# Problem statement
Give the lines below as a Markdown table with two columns, Row and Text. Put the row number in Row and the line in Text, and leave out blank lines.

# Source data
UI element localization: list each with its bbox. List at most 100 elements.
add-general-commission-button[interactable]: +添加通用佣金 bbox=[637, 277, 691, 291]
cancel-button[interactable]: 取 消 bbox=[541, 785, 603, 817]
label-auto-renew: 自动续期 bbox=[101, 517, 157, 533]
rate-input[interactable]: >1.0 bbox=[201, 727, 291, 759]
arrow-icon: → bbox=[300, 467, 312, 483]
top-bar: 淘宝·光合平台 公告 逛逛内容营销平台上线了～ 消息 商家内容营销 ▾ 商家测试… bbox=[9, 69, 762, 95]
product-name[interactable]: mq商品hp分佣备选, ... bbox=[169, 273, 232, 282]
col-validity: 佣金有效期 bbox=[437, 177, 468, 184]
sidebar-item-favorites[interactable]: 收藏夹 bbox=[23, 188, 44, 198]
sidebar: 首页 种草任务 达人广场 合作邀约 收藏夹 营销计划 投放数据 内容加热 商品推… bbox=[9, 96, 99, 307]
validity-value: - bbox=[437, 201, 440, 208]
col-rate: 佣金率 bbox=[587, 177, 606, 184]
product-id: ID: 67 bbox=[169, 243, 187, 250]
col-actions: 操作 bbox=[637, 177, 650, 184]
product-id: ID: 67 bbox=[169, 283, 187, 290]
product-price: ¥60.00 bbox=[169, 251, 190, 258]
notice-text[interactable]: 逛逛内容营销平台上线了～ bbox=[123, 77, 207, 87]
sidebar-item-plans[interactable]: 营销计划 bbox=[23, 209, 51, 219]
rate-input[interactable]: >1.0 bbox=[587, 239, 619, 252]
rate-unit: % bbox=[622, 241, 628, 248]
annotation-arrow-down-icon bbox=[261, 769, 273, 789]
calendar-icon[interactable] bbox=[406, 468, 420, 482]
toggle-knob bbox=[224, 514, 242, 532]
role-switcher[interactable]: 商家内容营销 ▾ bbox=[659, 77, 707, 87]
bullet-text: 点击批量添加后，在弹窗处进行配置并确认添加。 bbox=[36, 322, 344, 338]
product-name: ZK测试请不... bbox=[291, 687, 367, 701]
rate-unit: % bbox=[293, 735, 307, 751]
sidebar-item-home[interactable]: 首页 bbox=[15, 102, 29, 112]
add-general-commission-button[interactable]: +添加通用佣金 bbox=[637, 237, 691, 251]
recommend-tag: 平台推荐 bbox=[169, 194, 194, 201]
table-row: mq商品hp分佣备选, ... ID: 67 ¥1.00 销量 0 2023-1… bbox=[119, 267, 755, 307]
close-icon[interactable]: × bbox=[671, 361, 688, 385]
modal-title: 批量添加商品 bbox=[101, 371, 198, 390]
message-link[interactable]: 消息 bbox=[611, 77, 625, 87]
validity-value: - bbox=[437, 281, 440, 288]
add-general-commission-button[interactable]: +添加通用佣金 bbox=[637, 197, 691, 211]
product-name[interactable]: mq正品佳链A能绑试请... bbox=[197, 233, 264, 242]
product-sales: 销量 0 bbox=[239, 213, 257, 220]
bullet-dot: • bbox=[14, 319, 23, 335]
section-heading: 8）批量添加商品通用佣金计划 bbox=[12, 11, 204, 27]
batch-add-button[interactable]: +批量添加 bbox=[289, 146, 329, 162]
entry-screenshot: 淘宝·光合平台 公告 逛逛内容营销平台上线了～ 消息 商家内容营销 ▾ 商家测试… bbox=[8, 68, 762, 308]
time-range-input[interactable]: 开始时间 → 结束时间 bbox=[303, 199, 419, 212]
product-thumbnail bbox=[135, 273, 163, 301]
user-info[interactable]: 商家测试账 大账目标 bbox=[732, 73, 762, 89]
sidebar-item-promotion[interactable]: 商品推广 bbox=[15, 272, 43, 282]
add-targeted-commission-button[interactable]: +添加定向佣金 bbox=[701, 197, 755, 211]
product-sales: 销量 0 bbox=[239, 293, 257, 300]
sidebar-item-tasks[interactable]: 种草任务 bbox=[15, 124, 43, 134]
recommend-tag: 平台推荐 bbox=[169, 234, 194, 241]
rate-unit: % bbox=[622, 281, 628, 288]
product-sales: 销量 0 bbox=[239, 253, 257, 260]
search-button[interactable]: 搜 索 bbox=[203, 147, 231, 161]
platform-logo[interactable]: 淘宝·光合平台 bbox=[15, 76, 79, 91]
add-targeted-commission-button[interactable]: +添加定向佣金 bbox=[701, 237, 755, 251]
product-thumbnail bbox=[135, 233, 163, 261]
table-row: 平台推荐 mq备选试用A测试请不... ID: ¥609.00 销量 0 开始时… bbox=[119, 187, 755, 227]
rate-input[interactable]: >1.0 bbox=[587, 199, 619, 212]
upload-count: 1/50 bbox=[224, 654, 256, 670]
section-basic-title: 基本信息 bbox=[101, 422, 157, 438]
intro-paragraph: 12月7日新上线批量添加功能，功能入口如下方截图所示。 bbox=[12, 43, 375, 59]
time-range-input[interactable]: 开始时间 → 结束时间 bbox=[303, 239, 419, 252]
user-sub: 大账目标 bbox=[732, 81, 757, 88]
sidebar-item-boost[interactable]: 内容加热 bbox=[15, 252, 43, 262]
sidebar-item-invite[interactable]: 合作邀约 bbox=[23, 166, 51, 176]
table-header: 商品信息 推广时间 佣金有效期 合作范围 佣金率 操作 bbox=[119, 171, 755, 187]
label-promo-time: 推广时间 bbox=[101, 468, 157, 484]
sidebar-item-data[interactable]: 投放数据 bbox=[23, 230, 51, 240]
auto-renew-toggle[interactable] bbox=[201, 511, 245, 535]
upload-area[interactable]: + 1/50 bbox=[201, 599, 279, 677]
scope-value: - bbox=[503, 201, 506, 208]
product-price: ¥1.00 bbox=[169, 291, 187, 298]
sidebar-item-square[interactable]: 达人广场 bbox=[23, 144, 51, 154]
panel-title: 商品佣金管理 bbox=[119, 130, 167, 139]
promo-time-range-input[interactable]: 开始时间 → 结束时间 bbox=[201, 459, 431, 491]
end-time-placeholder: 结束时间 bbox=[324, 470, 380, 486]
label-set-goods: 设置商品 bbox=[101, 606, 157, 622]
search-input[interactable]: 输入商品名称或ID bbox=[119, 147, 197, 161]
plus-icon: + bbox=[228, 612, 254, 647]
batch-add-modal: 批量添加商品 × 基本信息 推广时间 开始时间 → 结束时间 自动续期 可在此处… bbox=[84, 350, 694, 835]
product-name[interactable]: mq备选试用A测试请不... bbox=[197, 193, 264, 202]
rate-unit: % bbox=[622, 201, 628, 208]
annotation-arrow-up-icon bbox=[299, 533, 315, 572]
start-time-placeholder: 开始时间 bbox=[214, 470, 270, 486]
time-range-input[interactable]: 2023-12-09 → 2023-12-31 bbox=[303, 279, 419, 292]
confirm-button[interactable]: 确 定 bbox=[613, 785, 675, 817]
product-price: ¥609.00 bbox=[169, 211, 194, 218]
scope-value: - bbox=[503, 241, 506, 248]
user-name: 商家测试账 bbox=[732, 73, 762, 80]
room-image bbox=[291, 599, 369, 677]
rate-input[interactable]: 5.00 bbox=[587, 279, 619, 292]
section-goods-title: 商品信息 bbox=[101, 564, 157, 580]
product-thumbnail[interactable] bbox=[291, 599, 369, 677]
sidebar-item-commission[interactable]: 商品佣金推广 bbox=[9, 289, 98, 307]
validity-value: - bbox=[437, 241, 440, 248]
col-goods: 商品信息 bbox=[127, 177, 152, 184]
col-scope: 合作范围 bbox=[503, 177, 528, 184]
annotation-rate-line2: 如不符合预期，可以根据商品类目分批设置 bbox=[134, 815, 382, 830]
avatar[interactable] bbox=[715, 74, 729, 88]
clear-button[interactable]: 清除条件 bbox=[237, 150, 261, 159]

# Output of the task
| Row | Text |
|---|---|
| 1 | UI element localization: list each with its bbox. List at most 100 elements. |
| 2 | add-general-commission-button[interactable]: +添加通用佣金 bbox=[637, 277, 691, 291] |
| 3 | cancel-button[interactable]: 取 消 bbox=[541, 785, 603, 817] |
| 4 | label-auto-renew: 自动续期 bbox=[101, 517, 157, 533] |
| 5 | rate-input[interactable]: >1.0 bbox=[201, 727, 291, 759] |
| 6 | arrow-icon: → bbox=[300, 467, 312, 483] |
| 7 | top-bar: 淘宝·光合平台 公告 逛逛内容营销平台上线了～ 消息 商家内容营销 ▾ 商家测试… bbox=[9, 69, 762, 95] |
| 8 | product-name[interactable]: mq商品hp分佣备选, ... bbox=[169, 273, 232, 282] |
| 9 | col-validity: 佣金有效期 bbox=[437, 177, 468, 184] |
| 10 | sidebar-item-favorites[interactable]: 收藏夹 bbox=[23, 188, 44, 198] |
| 11 | sidebar: 首页 种草任务 达人广场 合作邀约 收藏夹 营销计划 投放数据 内容加热 商品推… bbox=[9, 96, 99, 307] |
| 12 | validity-value: - bbox=[437, 201, 440, 208] |
| 13 | col-rate: 佣金率 bbox=[587, 177, 606, 184] |
| 14 | product-id: ID: 67 bbox=[169, 243, 187, 250] |
| 15 | col-actions: 操作 bbox=[637, 177, 650, 184] |
| 16 | product-id: ID: 67 bbox=[169, 283, 187, 290] |
| 17 | product-price: ¥60.00 bbox=[169, 251, 190, 258] |
| 18 | notice-text[interactable]: 逛逛内容营销平台上线了～ bbox=[123, 77, 207, 87] |
| 19 | sidebar-item-plans[interactable]: 营销计划 bbox=[23, 209, 51, 219] |
| 20 | rate-input[interactable]: >1.0 bbox=[587, 239, 619, 252] |
| 21 | rate-unit: % bbox=[622, 241, 628, 248] |
| 22 | annotation-arrow-down-icon bbox=[261, 769, 273, 789] |
| 23 | calendar-icon[interactable] bbox=[406, 468, 420, 482] |
| 24 | toggle-knob bbox=[224, 514, 242, 532] |
| 25 | role-switcher[interactable]: 商家内容营销 ▾ bbox=[659, 77, 707, 87] |
| 26 | bullet-text: 点击批量添加后，在弹窗处进行配置并确认添加。 bbox=[36, 322, 344, 338] |
| 27 | product-name: ZK测试请不... bbox=[291, 687, 367, 701] |
| 28 | rate-unit: % bbox=[293, 735, 307, 751] |
| 29 | sidebar-item-home[interactable]: 首页 bbox=[15, 102, 29, 112] |
| 30 | add-general-commission-button[interactable]: +添加通用佣金 bbox=[637, 237, 691, 251] |
| 31 | recommend-tag: 平台推荐 bbox=[169, 194, 194, 201] |
| 32 | table-row: mq商品hp分佣备选, ... ID: 67 ¥1.00 销量 0 2023-1… bbox=[119, 267, 755, 307] |
| 33 | close-icon[interactable]: × bbox=[671, 361, 688, 385] |
| 34 | modal-title: 批量添加商品 bbox=[101, 371, 198, 390] |
| 35 | message-link[interactable]: 消息 bbox=[611, 77, 625, 87] |
| 36 | validity-value: - bbox=[437, 281, 440, 288] |
| 37 | add-general-commission-button[interactable]: +添加通用佣金 bbox=[637, 197, 691, 211] |
| 38 | product-name[interactable]: mq正品佳链A能绑试请... bbox=[197, 233, 264, 242] |
| 39 | product-sales: 销量 0 bbox=[239, 213, 257, 220] |
| 40 | bullet-dot: • bbox=[14, 319, 23, 335] |
| 41 | section-heading: 8）批量添加商品通用佣金计划 bbox=[12, 11, 204, 27] |
| 42 | batch-add-button[interactable]: +批量添加 bbox=[289, 146, 329, 162] |
| 43 | entry-screenshot: 淘宝·光合平台 公告 逛逛内容营销平台上线了～ 消息 商家内容营销 ▾ 商家测试… bbox=[8, 68, 762, 308] |
| 44 | time-range-input[interactable]: 开始时间 → 结束时间 bbox=[303, 199, 419, 212] |
| 45 | product-thumbnail bbox=[135, 273, 163, 301] |
| 46 | user-info[interactable]: 商家测试账 大账目标 bbox=[732, 73, 762, 89] |
| 47 | sidebar-item-promotion[interactable]: 商品推广 bbox=[15, 272, 43, 282] |
| 48 | add-targeted-commission-button[interactable]: +添加定向佣金 bbox=[701, 197, 755, 211] |
| 49 | product-sales: 销量 0 bbox=[239, 293, 257, 300] |
| 50 | sidebar-item-tasks[interactable]: 种草任务 bbox=[15, 124, 43, 134] |
| 51 | recommend-tag: 平台推荐 bbox=[169, 234, 194, 241] |
| 52 | rate-unit: % bbox=[622, 281, 628, 288] |
| 53 | product-sales: 销量 0 bbox=[239, 253, 257, 260] |
| 54 | search-button[interactable]: 搜 索 bbox=[203, 147, 231, 161] |
| 55 | platform-logo[interactable]: 淘宝·光合平台 bbox=[15, 76, 79, 91] |
| 56 | add-targeted-commission-button[interactable]: +添加定向佣金 bbox=[701, 237, 755, 251] |
| 57 | product-thumbnail bbox=[135, 233, 163, 261] |
| 58 | table-row: 平台推荐 mq备选试用A测试请不... ID: ¥609.00 销量 0 开始时… bbox=[119, 187, 755, 227] |
| 59 | rate-input[interactable]: >1.0 bbox=[587, 199, 619, 212] |
| 60 | upload-count: 1/50 bbox=[224, 654, 256, 670] |
| 61 | section-basic-title: 基本信息 bbox=[101, 422, 157, 438] |
| 62 | intro-paragraph: 12月7日新上线批量添加功能，功能入口如下方截图所示。 bbox=[12, 43, 375, 59] |
| 63 | time-range-input[interactable]: 开始时间 → 结束时间 bbox=[303, 239, 419, 252] |
| 64 | user-sub: 大账目标 bbox=[732, 81, 757, 88] |
| 65 | sidebar-item-boost[interactable]: 内容加热 bbox=[15, 252, 43, 262] |
| 66 | sidebar-item-invite[interactable]: 合作邀约 bbox=[23, 166, 51, 176] |
| 67 | table-header: 商品信息 推广时间 佣金有效期 合作范围 佣金率 操作 bbox=[119, 171, 755, 187] |
| 68 | label-promo-time: 推广时间 bbox=[101, 468, 157, 484] |
| 69 | sidebar-item-data[interactable]: 投放数据 bbox=[23, 230, 51, 240] |
| 70 | auto-renew-toggle[interactable] bbox=[201, 511, 245, 535] |
| 71 | upload-area[interactable]: + 1/50 bbox=[201, 599, 279, 677] |
| 72 | scope-value: - bbox=[503, 201, 506, 208] |
| 73 | product-price: ¥1.00 bbox=[169, 291, 187, 298] |
| 74 | sidebar-item-square[interactable]: 达人广场 bbox=[23, 144, 51, 154] |
| 75 | panel-title: 商品佣金管理 bbox=[119, 130, 167, 139] |
| 76 | promo-time-range-input[interactable]: 开始时间 → 结束时间 bbox=[201, 459, 431, 491] |
| 77 | end-time-placeholder: 结束时间 bbox=[324, 470, 380, 486] |
| 78 | label-set-goods: 设置商品 bbox=[101, 606, 157, 622] |
| 79 | search-input[interactable]: 输入商品名称或ID bbox=[119, 147, 197, 161] |
| 80 | plus-icon: + bbox=[228, 612, 254, 647] |
| 81 | batch-add-modal: 批量添加商品 × 基本信息 推广时间 开始时间 → 结束时间 自动续期 可在此处… bbox=[84, 350, 694, 835] |
| 82 | product-name[interactable]: mq备选试用A测试请不... bbox=[197, 193, 264, 202] |
| 83 | rate-unit: % bbox=[622, 201, 628, 208] |
| 84 | annotation-arrow-up-icon bbox=[299, 533, 315, 572] |
| 85 | start-time-placeholder: 开始时间 bbox=[214, 470, 270, 486] |
| 86 | time-range-input[interactable]: 2023-12-09 → 2023-12-31 bbox=[303, 279, 419, 292] |
| 87 | confirm-button[interactable]: 确 定 bbox=[613, 785, 675, 817] |
| 88 | product-price: ¥609.00 bbox=[169, 211, 194, 218] |
| 89 | scope-value: - bbox=[503, 241, 506, 248] |
| 90 | user-name: 商家测试账 bbox=[732, 73, 762, 80] |
| 91 | room-image bbox=[291, 599, 369, 677] |
| 92 | rate-input[interactable]: 5.00 bbox=[587, 279, 619, 292] |
| 93 | section-goods-title: 商品信息 bbox=[101, 564, 157, 580] |
| 94 | product-thumbnail[interactable] bbox=[291, 599, 369, 677] |
| 95 | sidebar-item-commission[interactable]: 商品佣金推广 bbox=[9, 289, 98, 307] |
| 96 | validity-value: - bbox=[437, 241, 440, 248] |
| 97 | col-goods: 商品信息 bbox=[127, 177, 152, 184] |
| 98 | col-scope: 合作范围 bbox=[503, 177, 528, 184] |
| 99 | annotation-rate-line2: 如不符合预期，可以根据商品类目分批设置 bbox=[134, 815, 382, 830] |
| 100 | avatar[interactable] bbox=[715, 74, 729, 88] |
| 101 | clear-button[interactable]: 清除条件 bbox=[237, 150, 261, 159] |